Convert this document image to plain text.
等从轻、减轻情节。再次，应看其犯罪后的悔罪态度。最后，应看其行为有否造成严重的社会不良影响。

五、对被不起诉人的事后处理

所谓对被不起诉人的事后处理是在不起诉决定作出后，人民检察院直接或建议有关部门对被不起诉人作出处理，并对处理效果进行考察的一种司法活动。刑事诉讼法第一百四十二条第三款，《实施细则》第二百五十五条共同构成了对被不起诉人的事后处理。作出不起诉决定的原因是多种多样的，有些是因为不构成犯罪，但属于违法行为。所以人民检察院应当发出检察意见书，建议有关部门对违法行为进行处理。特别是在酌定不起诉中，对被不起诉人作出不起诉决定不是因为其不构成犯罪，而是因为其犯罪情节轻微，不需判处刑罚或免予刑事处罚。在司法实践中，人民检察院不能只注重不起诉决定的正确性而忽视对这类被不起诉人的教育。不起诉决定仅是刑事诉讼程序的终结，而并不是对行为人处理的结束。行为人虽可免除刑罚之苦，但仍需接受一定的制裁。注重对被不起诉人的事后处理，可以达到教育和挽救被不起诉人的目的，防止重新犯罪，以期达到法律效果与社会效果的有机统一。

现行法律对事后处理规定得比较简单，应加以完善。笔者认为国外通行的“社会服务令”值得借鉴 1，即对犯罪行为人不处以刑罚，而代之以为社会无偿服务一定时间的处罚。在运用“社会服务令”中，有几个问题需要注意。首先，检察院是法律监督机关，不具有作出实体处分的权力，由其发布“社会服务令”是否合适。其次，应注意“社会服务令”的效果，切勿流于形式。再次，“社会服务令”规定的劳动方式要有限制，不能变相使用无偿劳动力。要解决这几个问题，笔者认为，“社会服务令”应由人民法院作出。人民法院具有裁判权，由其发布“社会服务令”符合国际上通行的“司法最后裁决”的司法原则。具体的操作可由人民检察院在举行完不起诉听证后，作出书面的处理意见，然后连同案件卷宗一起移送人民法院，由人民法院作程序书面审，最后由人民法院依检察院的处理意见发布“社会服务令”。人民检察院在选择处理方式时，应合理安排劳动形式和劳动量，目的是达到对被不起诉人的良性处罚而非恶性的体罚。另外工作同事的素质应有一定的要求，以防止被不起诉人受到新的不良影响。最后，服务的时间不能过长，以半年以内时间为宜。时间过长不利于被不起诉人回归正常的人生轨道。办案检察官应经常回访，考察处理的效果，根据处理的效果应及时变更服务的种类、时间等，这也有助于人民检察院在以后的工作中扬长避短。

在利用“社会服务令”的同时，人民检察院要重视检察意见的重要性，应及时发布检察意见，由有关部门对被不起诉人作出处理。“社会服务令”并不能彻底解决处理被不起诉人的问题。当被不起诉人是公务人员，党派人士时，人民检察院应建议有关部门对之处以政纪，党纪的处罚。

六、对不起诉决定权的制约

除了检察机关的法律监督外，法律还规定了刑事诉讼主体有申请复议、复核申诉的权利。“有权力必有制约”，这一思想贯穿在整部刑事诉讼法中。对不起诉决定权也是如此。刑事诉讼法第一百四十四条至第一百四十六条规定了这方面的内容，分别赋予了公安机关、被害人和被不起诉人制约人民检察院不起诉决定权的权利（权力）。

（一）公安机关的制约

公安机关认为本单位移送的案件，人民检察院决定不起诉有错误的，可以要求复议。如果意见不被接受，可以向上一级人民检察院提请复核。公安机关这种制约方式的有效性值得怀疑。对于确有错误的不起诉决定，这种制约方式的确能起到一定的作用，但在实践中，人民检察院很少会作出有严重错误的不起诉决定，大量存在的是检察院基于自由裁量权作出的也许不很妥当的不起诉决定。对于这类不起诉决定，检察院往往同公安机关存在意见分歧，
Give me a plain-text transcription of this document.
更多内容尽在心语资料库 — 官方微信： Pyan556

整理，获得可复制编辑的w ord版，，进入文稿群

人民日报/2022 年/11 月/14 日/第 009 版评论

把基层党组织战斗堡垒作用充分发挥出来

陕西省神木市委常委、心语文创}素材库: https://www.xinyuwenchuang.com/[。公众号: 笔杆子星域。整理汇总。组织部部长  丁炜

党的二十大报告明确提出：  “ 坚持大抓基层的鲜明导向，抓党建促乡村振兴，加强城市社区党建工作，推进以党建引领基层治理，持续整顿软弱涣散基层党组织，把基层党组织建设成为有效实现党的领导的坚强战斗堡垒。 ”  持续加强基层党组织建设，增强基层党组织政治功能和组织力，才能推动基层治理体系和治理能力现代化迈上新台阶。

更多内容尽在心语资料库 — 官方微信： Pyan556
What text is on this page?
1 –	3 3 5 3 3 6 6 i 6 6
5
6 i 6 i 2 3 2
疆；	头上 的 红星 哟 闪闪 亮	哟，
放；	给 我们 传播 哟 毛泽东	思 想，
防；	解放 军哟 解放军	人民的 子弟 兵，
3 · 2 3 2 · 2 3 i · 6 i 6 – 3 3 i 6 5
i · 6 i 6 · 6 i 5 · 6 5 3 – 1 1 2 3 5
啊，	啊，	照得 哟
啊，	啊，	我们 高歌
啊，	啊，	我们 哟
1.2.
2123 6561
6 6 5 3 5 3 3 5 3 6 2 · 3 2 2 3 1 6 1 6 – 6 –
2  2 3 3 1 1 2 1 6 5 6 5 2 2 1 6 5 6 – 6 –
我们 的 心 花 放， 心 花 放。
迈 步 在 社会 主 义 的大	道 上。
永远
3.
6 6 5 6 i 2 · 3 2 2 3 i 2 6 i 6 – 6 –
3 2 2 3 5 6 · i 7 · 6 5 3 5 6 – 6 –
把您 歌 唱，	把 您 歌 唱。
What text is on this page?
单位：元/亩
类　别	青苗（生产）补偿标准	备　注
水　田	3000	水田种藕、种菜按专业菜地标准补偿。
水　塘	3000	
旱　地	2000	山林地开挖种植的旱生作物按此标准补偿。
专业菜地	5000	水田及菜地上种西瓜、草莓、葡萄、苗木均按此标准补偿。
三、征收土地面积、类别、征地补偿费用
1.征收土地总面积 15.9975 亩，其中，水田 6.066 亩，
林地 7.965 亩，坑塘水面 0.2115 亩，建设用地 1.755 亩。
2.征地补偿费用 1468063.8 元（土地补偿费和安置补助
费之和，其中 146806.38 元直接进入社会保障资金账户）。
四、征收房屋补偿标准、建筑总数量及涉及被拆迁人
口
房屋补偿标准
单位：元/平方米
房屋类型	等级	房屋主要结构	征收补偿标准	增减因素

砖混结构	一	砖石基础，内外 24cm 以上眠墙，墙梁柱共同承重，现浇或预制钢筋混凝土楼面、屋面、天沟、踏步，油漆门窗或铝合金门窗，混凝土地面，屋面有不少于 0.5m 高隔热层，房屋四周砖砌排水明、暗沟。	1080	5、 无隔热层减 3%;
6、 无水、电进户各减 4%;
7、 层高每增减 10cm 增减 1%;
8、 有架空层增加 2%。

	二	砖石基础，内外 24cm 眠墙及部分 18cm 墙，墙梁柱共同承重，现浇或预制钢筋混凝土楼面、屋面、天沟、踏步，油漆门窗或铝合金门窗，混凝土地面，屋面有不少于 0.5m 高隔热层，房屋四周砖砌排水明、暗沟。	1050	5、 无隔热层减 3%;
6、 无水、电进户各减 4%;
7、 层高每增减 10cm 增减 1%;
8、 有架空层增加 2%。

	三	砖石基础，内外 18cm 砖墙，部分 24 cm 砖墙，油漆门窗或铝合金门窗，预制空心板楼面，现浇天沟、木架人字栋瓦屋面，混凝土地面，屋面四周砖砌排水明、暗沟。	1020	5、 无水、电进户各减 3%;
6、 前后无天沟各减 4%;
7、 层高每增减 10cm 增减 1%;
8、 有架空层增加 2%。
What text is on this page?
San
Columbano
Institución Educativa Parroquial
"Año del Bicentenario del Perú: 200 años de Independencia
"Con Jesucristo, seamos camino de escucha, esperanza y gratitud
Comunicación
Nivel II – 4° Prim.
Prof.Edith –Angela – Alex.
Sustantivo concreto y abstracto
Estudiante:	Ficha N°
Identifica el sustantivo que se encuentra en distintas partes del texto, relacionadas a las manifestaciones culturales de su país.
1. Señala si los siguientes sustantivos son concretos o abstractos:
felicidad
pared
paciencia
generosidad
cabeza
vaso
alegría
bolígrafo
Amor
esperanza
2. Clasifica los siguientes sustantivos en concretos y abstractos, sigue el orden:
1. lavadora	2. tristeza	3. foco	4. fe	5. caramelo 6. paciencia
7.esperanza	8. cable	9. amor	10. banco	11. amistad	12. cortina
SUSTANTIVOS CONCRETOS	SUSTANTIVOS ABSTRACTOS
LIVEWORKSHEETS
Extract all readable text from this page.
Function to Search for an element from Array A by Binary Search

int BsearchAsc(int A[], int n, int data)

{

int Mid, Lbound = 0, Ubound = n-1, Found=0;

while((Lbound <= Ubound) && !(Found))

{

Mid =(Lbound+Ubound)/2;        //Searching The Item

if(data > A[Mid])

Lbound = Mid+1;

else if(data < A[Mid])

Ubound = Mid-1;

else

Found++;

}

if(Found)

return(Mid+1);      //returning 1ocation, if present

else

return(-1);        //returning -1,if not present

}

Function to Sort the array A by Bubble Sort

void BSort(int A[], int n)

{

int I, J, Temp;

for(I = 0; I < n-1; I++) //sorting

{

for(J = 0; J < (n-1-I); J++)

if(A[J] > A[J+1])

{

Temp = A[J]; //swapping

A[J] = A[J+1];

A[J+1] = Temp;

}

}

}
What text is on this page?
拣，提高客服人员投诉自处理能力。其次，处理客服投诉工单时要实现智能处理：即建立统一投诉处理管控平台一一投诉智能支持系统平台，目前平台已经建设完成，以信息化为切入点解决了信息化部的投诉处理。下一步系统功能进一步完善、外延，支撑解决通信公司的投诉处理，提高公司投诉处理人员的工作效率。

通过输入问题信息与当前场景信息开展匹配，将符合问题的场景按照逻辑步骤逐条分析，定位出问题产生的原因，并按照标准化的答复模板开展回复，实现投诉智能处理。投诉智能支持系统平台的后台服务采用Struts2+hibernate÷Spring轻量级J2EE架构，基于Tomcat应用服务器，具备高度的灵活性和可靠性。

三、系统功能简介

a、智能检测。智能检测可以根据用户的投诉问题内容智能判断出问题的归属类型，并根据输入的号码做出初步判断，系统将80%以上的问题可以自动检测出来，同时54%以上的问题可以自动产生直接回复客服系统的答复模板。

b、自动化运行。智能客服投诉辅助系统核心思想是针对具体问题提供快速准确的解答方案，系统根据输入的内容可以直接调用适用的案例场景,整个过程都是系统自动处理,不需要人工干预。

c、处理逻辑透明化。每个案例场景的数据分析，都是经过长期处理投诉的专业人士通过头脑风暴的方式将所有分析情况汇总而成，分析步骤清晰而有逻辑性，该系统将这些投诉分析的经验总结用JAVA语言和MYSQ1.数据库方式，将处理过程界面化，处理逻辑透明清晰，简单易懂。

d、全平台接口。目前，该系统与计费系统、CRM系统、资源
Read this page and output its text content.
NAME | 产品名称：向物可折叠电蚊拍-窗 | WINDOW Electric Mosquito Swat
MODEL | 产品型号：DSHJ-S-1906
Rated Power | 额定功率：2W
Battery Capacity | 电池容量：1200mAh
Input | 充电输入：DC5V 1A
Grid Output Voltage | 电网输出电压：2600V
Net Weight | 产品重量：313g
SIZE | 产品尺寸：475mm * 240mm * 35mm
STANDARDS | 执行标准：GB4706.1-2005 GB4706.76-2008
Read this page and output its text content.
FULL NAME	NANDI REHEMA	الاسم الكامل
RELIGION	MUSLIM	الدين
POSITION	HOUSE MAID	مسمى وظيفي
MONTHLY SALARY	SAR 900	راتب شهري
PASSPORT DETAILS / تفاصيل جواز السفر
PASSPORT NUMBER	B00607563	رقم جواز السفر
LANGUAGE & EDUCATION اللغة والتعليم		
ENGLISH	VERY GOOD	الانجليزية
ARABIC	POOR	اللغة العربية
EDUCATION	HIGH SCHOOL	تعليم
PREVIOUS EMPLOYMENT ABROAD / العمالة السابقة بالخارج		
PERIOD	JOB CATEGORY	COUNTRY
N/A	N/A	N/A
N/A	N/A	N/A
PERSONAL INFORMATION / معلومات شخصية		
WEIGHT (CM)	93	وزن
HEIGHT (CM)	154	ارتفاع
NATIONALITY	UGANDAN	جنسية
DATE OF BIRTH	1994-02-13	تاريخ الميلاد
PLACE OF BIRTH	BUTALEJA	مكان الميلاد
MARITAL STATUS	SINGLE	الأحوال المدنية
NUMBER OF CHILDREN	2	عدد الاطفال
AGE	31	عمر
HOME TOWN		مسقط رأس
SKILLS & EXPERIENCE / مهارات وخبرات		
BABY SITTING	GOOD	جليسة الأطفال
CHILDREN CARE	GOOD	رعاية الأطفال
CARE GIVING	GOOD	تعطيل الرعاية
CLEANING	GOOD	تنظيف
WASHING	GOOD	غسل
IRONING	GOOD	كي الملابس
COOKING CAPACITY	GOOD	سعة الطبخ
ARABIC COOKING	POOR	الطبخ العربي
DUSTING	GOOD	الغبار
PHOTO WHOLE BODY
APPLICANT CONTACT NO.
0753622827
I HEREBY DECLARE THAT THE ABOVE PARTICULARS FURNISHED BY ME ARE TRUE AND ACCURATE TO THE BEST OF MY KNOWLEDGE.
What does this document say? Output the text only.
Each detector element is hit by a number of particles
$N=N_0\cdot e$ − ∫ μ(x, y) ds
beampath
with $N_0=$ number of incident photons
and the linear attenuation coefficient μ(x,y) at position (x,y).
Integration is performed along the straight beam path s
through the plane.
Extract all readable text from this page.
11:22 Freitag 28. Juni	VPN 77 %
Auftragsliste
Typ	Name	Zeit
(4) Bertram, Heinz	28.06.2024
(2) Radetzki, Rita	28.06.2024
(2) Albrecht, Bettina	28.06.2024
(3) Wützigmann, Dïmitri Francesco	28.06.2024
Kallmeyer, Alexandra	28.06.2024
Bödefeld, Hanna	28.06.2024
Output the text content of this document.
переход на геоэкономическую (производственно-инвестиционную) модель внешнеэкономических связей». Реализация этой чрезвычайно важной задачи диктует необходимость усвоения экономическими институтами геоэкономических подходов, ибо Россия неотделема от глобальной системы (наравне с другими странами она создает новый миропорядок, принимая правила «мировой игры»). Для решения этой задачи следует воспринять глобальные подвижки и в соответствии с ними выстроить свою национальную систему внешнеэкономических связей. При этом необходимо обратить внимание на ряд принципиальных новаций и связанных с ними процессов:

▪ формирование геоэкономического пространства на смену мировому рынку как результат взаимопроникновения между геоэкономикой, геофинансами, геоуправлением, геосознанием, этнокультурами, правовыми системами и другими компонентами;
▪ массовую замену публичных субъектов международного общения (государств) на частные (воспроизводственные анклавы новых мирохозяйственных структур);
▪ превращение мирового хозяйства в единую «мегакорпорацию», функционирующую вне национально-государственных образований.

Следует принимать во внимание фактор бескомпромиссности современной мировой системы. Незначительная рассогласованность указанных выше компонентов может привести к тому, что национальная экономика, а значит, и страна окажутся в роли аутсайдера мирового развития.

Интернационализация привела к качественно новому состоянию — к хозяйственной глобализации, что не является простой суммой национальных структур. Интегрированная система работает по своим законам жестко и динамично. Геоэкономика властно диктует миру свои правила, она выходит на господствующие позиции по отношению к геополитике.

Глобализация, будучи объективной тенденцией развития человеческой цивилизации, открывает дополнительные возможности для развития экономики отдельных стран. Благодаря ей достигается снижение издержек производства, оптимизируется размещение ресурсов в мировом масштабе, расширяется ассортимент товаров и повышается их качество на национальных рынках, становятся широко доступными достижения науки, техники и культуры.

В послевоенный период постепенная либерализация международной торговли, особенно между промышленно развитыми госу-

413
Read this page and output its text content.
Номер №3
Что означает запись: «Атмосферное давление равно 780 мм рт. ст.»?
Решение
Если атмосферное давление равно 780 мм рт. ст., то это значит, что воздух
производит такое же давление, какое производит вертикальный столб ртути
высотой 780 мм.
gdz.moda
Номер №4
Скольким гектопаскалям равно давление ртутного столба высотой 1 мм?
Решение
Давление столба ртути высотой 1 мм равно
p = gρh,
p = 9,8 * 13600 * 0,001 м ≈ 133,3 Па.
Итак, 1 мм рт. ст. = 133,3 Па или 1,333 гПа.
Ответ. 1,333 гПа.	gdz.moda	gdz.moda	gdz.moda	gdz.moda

Brief :: Report how many lines in the data include the word "اللغة", and give nothing but the count.

Solved exercise :: 2